_EXERCISE DESCRIPTION_.
Restate each line word for word. Leave out every picture.

_DATA FOR THE TASK_.
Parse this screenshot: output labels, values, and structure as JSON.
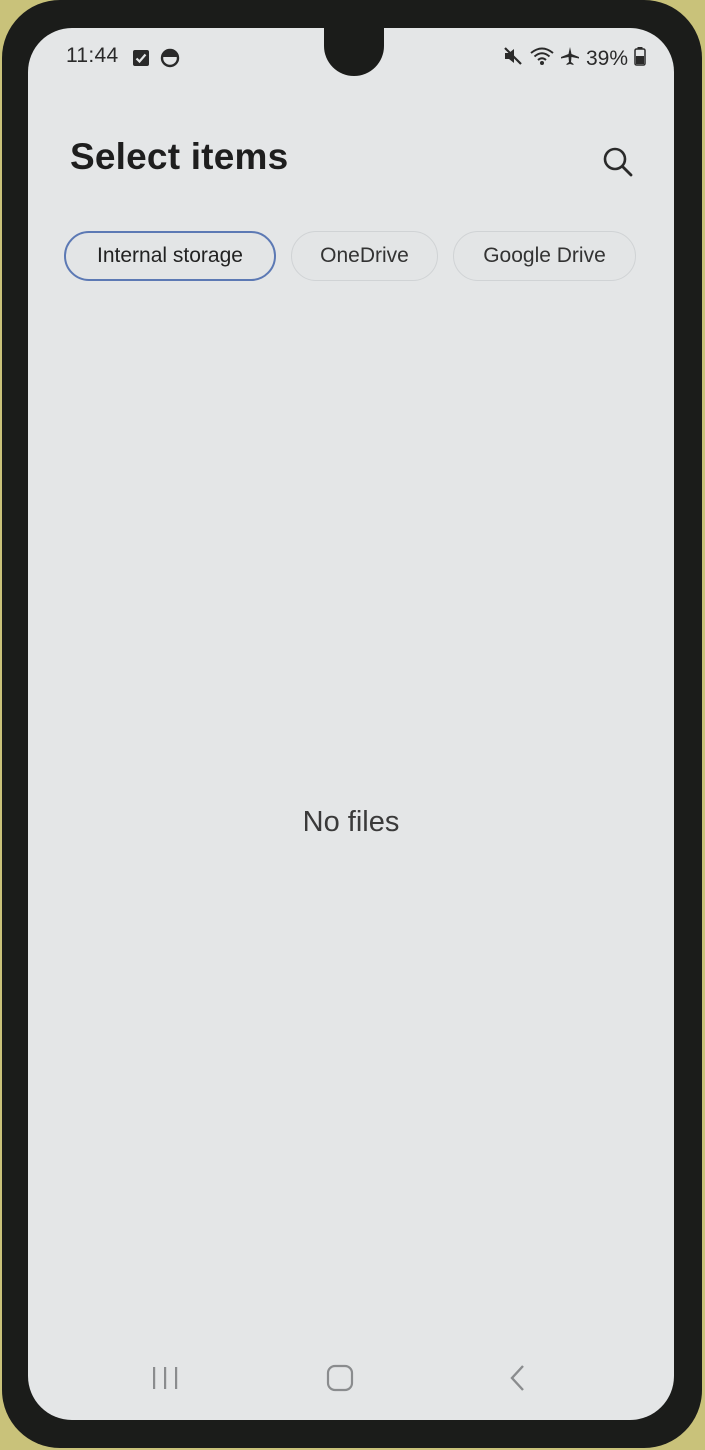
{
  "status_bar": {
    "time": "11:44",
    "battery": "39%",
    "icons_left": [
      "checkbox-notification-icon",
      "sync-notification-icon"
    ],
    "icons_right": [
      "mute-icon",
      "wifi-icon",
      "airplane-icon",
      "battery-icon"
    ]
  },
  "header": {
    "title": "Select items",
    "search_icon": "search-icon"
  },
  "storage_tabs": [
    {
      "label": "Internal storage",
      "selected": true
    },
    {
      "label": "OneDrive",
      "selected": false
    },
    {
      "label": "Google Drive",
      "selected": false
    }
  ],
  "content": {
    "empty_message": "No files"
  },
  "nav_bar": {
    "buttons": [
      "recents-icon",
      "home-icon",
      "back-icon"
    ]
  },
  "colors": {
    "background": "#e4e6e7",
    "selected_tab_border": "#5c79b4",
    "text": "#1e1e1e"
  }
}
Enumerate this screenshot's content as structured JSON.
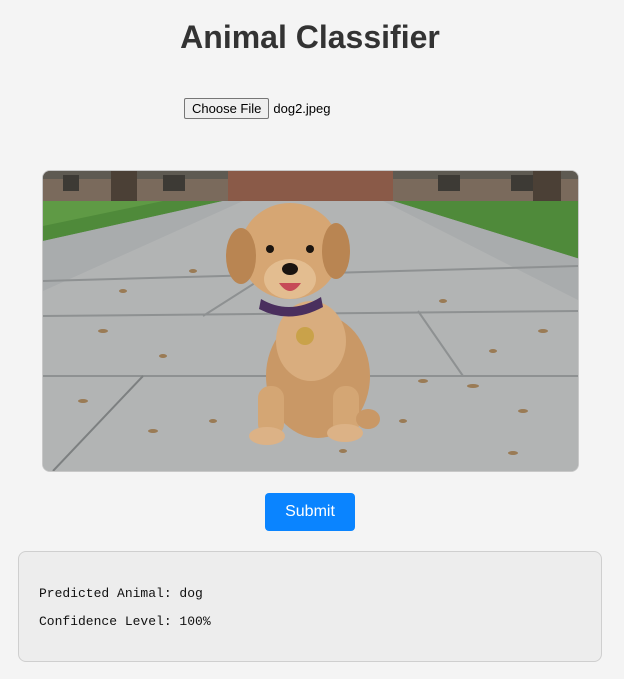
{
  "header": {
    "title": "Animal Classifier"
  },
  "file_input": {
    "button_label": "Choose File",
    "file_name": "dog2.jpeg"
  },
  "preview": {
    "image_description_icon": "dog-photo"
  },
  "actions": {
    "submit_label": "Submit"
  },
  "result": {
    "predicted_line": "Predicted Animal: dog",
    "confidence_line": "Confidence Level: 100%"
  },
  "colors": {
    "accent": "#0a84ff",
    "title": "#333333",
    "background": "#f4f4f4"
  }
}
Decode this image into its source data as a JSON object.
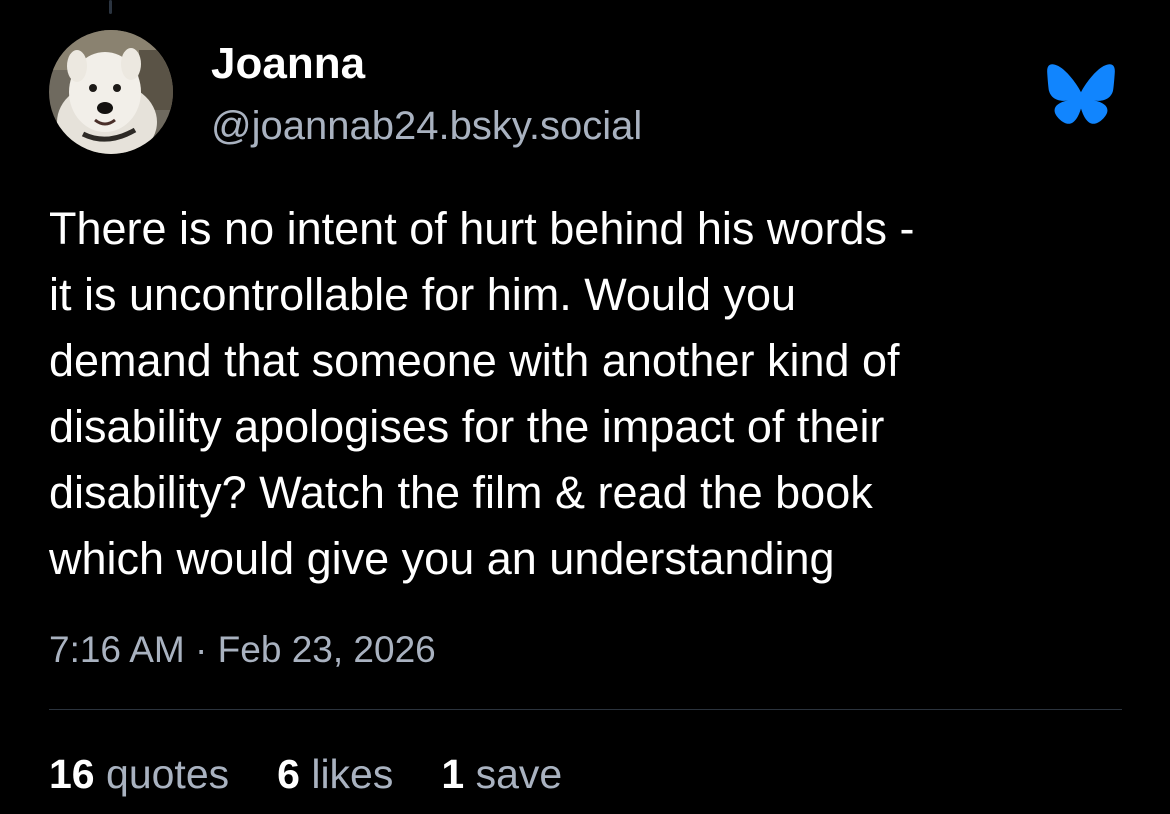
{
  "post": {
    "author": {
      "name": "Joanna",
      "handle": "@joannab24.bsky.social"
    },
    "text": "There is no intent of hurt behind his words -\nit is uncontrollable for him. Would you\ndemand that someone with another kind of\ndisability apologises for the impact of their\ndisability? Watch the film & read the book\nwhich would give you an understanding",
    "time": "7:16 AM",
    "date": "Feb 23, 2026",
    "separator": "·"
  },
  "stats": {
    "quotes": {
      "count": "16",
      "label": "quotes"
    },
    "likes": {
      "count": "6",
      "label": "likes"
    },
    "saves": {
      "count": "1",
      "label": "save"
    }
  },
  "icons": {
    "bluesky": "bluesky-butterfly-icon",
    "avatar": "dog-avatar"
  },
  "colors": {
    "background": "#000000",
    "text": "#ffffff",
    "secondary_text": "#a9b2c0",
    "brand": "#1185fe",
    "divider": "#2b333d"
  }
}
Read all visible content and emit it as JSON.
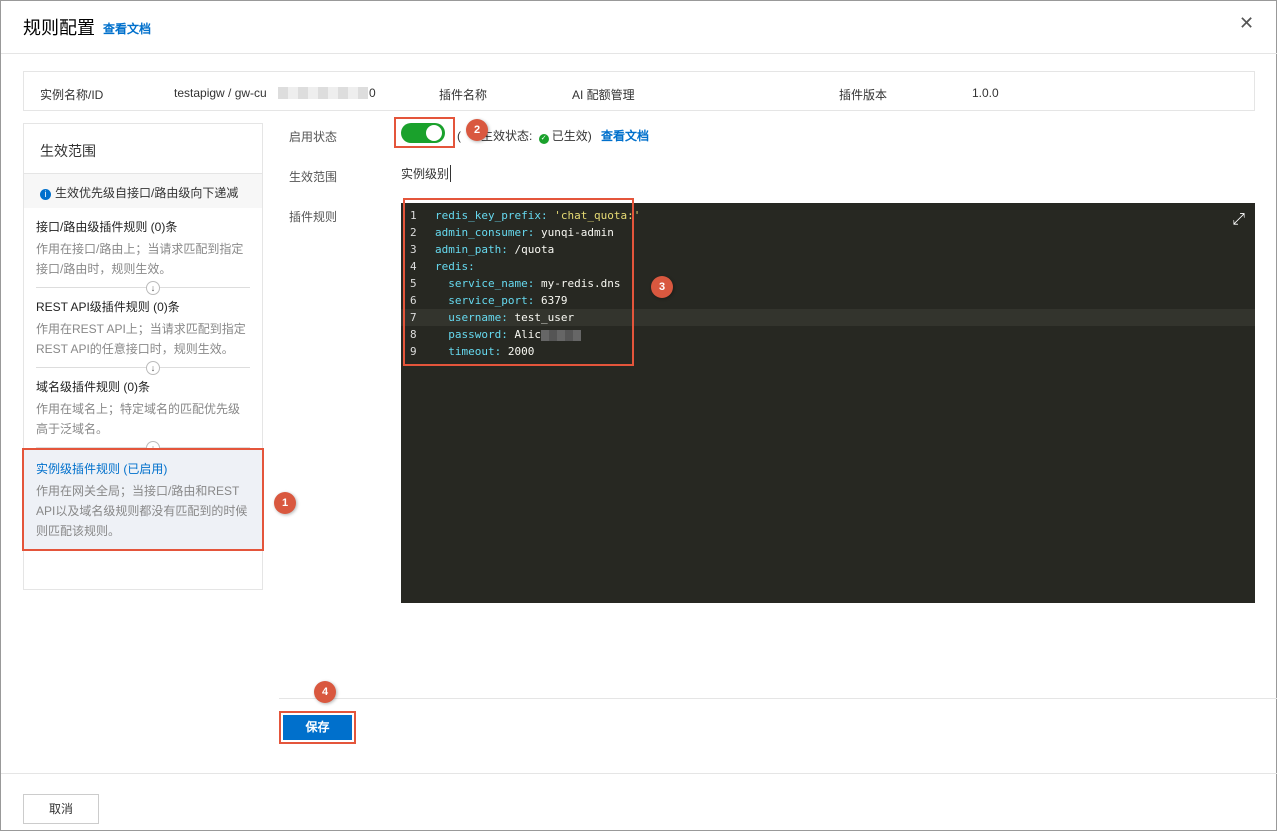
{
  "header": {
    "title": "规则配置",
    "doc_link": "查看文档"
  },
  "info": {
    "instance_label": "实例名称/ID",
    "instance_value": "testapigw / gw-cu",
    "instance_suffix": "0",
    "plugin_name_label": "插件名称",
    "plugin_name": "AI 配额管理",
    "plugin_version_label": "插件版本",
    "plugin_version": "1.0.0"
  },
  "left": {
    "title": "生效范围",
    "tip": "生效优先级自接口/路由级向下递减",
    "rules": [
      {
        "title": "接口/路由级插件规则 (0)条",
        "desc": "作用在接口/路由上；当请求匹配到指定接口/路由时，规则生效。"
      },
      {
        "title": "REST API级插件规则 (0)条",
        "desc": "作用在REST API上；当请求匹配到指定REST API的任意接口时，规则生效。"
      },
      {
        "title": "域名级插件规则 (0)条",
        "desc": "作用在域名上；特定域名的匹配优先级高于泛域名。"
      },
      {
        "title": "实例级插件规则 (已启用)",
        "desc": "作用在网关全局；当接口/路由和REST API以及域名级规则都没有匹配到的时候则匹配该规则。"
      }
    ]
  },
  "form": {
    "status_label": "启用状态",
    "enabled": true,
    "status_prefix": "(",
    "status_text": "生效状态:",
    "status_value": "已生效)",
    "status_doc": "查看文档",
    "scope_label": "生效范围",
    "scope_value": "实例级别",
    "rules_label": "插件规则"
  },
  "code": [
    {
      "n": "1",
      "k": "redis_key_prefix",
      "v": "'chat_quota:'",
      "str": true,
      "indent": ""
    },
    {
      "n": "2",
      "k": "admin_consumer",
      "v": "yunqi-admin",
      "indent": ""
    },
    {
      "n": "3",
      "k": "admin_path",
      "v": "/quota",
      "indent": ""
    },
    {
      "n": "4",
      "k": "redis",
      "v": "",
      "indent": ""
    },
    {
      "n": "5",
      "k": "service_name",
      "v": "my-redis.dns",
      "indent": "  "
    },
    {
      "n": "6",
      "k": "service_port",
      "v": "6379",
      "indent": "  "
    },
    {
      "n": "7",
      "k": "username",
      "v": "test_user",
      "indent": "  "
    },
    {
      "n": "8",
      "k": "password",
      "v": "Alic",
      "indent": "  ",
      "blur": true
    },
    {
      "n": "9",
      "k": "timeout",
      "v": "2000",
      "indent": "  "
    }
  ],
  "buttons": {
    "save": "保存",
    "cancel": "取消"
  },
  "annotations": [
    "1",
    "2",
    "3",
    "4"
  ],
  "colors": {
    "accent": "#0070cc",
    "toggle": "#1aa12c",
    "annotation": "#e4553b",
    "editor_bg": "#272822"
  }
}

_ANSWER FOR THIS EXERCISE_.
Parse this screenshot: output labels, values, and structure as JSON.
{
  "status_bar": {
    "time": "11:44",
    "battery": "39%",
    "icons_left": [
      "checkbox-notification-icon",
      "sync-notification-icon"
    ],
    "icons_right": [
      "mute-icon",
      "wifi-icon",
      "airplane-icon",
      "battery-icon"
    ]
  },
  "header": {
    "title": "Select items",
    "search_icon": "search-icon"
  },
  "storage_tabs": [
    {
      "label": "Internal storage",
      "selected": true
    },
    {
      "label": "OneDrive",
      "selected": false
    },
    {
      "label": "Google Drive",
      "selected": false
    }
  ],
  "content": {
    "empty_message": "No files"
  },
  "nav_bar": {
    "buttons": [
      "recents-icon",
      "home-icon",
      "back-icon"
    ]
  },
  "colors": {
    "background": "#e4e6e7",
    "selected_tab_border": "#5c79b4",
    "text": "#1e1e1e"
  }
}
Enumerate this screenshot's content as structured JSON.
{
  "header": {
    "title": "Animal Classifier"
  },
  "file_input": {
    "button_label": "Choose File",
    "file_name": "dog2.jpeg"
  },
  "preview": {
    "image_description_icon": "dog-photo"
  },
  "actions": {
    "submit_label": "Submit"
  },
  "result": {
    "predicted_line": "Predicted Animal: dog",
    "confidence_line": "Confidence Level: 100%"
  },
  "colors": {
    "accent": "#0a84ff",
    "title": "#333333",
    "background": "#f4f4f4"
  }
}
Decode this image into its source data as a JSON object.
{
  "post": {
    "author": {
      "name": "Joanna",
      "handle": "@joannab24.bsky.social"
    },
    "text": "There is no intent of hurt behind his words -\nit is uncontrollable for him. Would you\ndemand that someone with another kind of\ndisability apologises for the impact of their\ndisability? Watch the film & read the book\nwhich would give you an understanding",
    "time": "7:16 AM",
    "date": "Feb 23, 2026",
    "separator": "·"
  },
  "stats": {
    "quotes": {
      "count": "16",
      "label": "quotes"
    },
    "likes": {
      "count": "6",
      "label": "likes"
    },
    "saves": {
      "count": "1",
      "label": "save"
    }
  },
  "icons": {
    "bluesky": "bluesky-butterfly-icon",
    "avatar": "dog-avatar"
  },
  "colors": {
    "background": "#000000",
    "text": "#ffffff",
    "secondary_text": "#a9b2c0",
    "brand": "#1185fe",
    "divider": "#2b333d"
  }
}
Read all visible content and emit it as JSON.
{
  "header": {
    "title": "规则配置",
    "doc_link": "查看文档"
  },
  "info": {
    "instance_label": "实例名称/ID",
    "instance_value": "testapigw / gw-cu",
    "instance_suffix": "0",
    "plugin_name_label": "插件名称",
    "plugin_name": "AI 配额管理",
    "plugin_version_label": "插件版本",
    "plugin_version": "1.0.0"
  },
  "left": {
    "title": "生效范围",
    "tip": "生效优先级自接口/路由级向下递减",
    "rules": [
      {
        "title": "接口/路由级插件规则 (0)条",
        "desc": "作用在接口/路由上；当请求匹配到指定接口/路由时，规则生效。"
      },
      {
        "title": "REST API级插件规则 (0)条",
        "desc": "作用在REST API上；当请求匹配到指定REST API的任意接口时，规则生效。"
      },
      {
        "title": "域名级插件规则 (0)条",
        "desc": "作用在域名上；特定域名的匹配优先级高于泛域名。"
      },
      {
        "title": "实例级插件规则 (已启用)",
        "desc": "作用在网关全局；当接口/路由和REST API以及域名级规则都没有匹配到的时候则匹配该规则。"
      }
    ]
  },
  "form": {
    "status_label": "启用状态",
    "enabled": true,
    "status_prefix": "(",
    "status_text": "生效状态:",
    "status_value": "已生效)",
    "status_doc": "查看文档",
    "scope_label": "生效范围",
    "scope_value": "实例级别",
    "rules_label": "插件规则"
  },
  "code": [
    {
      "n": "1",
      "k": "redis_key_prefix",
      "v": "'chat_quota:'",
      "str": true,
      "indent": ""
    },
    {
      "n": "2",
      "k": "admin_consumer",
      "v": "yunqi-admin",
      "indent": ""
    },
    {
      "n": "3",
      "k": "admin_path",
      "v": "/quota",
      "indent": ""
    },
    {
      "n": "4",
      "k": "redis",
      "v": "",
      "indent": ""
    },
    {
      "n": "5",
      "k": "service_name",
      "v": "my-redis.dns",
      "indent": "  "
    },
    {
      "n": "6",
      "k": "service_port",
      "v": "6379",
      "indent": "  "
    },
    {
      "n": "7",
      "k": "username",
      "v": "test_user",
      "indent": "  "
    },
    {
      "n": "8",
      "k": "password",
      "v": "Alic",
      "indent": "  ",
      "blur": true
    },
    {
      "n": "9",
      "k": "timeout",
      "v": "2000",
      "indent": "  "
    }
  ],
  "buttons": {
    "save": "保存",
    "cancel": "取消"
  },
  "annotations": [
    "1",
    "2",
    "3",
    "4"
  ],
  "colors": {
    "accent": "#0070cc",
    "toggle": "#1aa12c",
    "annotation": "#e4553b",
    "editor_bg": "#272822"
  }
}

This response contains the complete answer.